• Required task: Find each line with the string "that" and copy it.

---

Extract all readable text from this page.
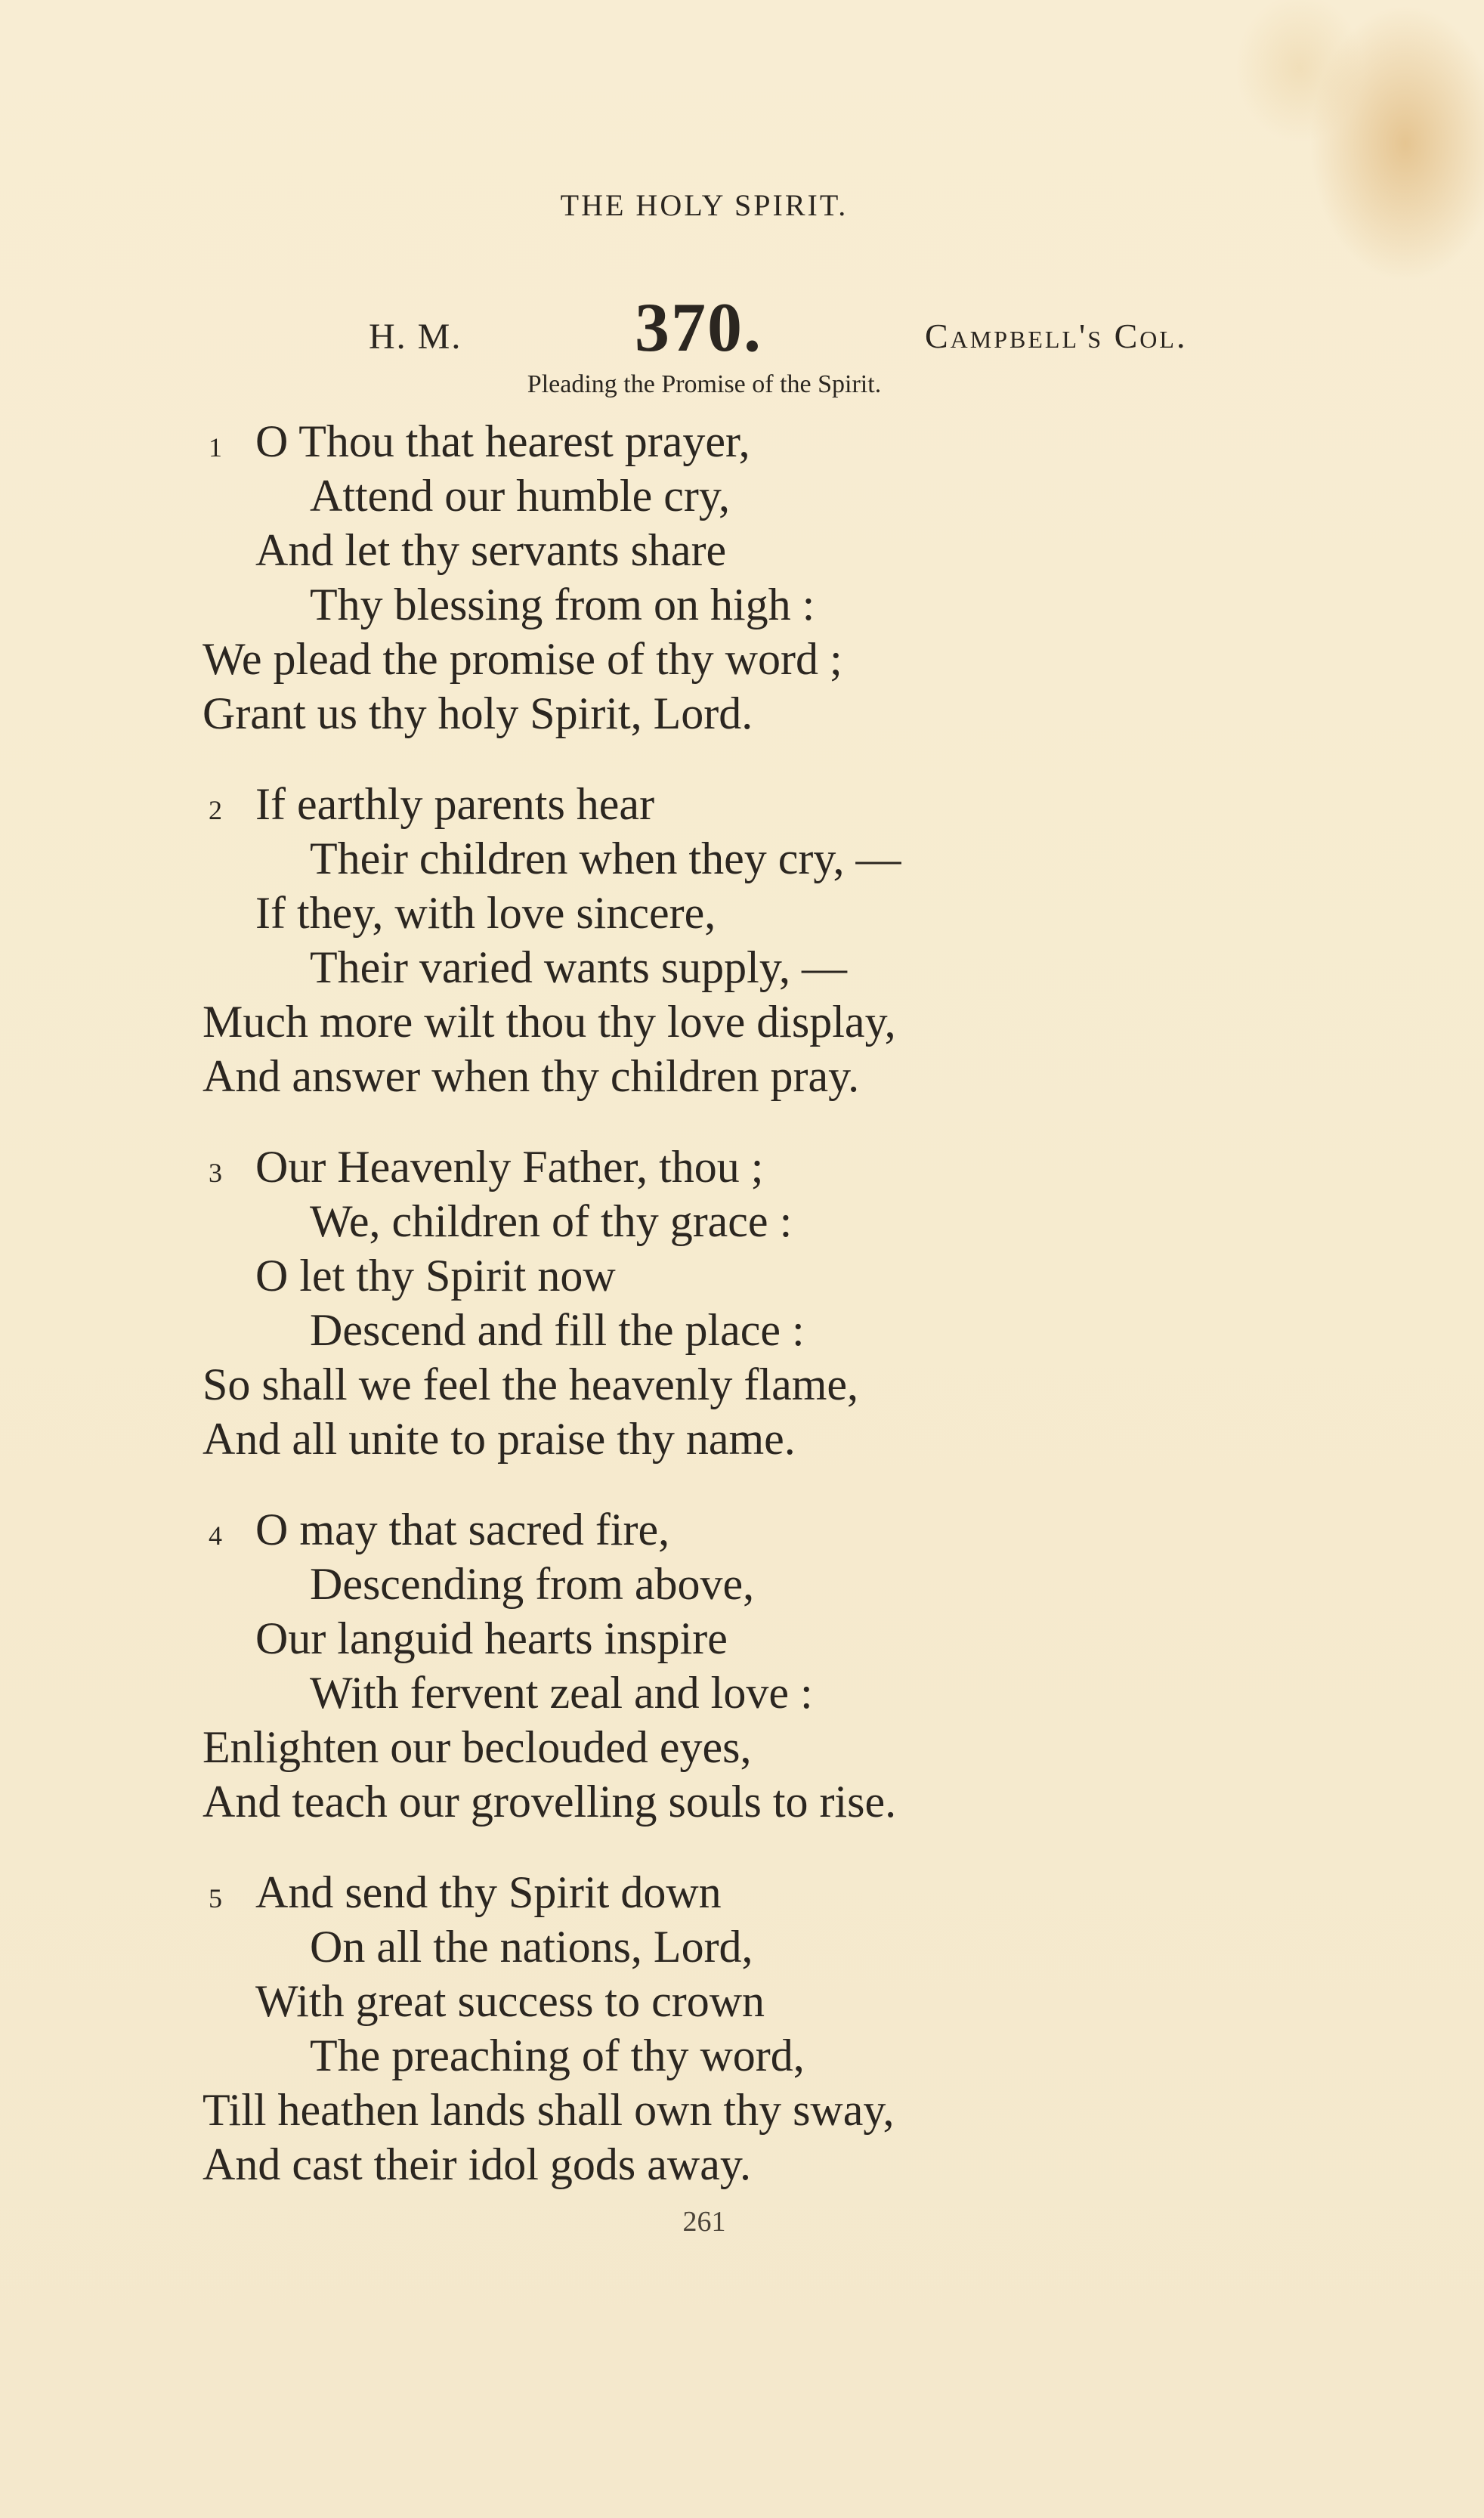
THE HOLY SPIRIT.
H. M. 370.	Campbell's Col.
Pleading the Promise of the Spirit.
1 O Thou that hearest prayer,
Attend our humble cry,
And let thy servants share
Thy blessing from on high :
We plead the promise of thy word ;
Grant us thy holy Spirit, Lord.
2 If earthly parents hear
Their children when they cry, —
If they, with love sincere,
Their varied wants supply, —
Much more wilt thou thy love display,
And answer when thy children pray.
3 Our Heavenly Father, thou ;
We, children of thy grace :
O let thy Spirit now
Descend and fill the place :
So shall we feel the heavenly flame,
And all unite to praise thy name.
4 O may that sacred fire,
Descending from above,
Our languid hearts inspire
With fervent zeal and love :
Enlighten our beclouded eyes,
And teach our grovelling souls to rise.
5 And send thy Spirit down
On all the nations, Lord,
With great success to crown
The preaching of thy word,
Till heathen lands shall own thy sway,
And cast their idol gods away.
261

---

• In response:
1 O Thou that hearest prayer,
4 O may that sacred fire,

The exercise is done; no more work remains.